Restate all of the entries exactly, dropping any pictures they hold.

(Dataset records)
_ _ _ _
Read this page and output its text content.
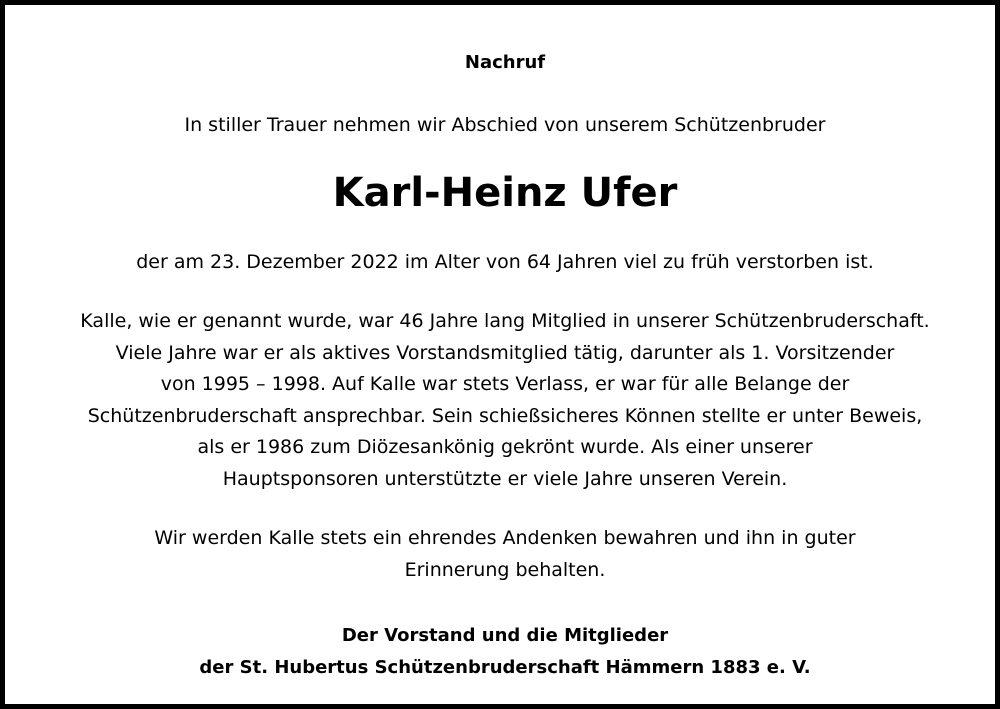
Nachruf
In stiller Trauer nehmen wir Abschied von unserem Schützenbruder
Karl-Heinz Ufer
der am 23. Dezember 2022 im Alter von 64 Jahren viel zu früh verstorben ist.
Kalle, wie er genannt wurde, war 46 Jahre lang Mitglied in unserer Schützenbruderschaft.
Viele Jahre war er als aktives Vorstandsmitglied tätig, darunter als 1. Vorsitzender
von 1995 – 1998. Auf Kalle war stets Verlass, er war für alle Belange der
Schützenbruderschaft ansprechbar. Sein schießsicheres Können stellte er unter Beweis,
als er 1986 zum Diözesankönig gekrönt wurde. Als einer unserer
Hauptsponsoren unterstützte er viele Jahre unseren Verein.
Wir werden Kalle stets ein ehrendes Andenken bewahren und ihn in guter
Erinnerung behalten.
Der Vorstand und die Mitglieder
der St. Hubertus Schützenbruderschaft Hämmern 1883 e. V.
_ _ _ _
→ WRITTEN REPLY
Read this page and output its text content.
Nachruf
In stiller Trauer nehmen wir Abschied von unserem Schützenbruder
Karl-Heinz Ufer
der am 23. Dezember 2022 im Alter von 64 Jahren viel zu früh verstorben ist.
Kalle, wie er genannt wurde, war 46 Jahre lang Mitglied in unserer Schützenbruderschaft.
Viele Jahre war er als aktives Vorstandsmitglied tätig, darunter als 1. Vorsitzender
von 1995 – 1998. Auf Kalle war stets Verlass, er war für alle Belange der
Schützenbruderschaft ansprechbar. Sein schießsicheres Können stellte er unter Beweis,
als er 1986 zum Diözesankönig gekrönt wurde. Als einer unserer
Hauptsponsoren unterstützte er viele Jahre unseren Verein.
Wir werden Kalle stets ein ehrendes Andenken bewahren und ihn in guter
Erinnerung behalten.
Der Vorstand und die Mitglieder
der St. Hubertus Schützenbruderschaft Hämmern 1883 e. V.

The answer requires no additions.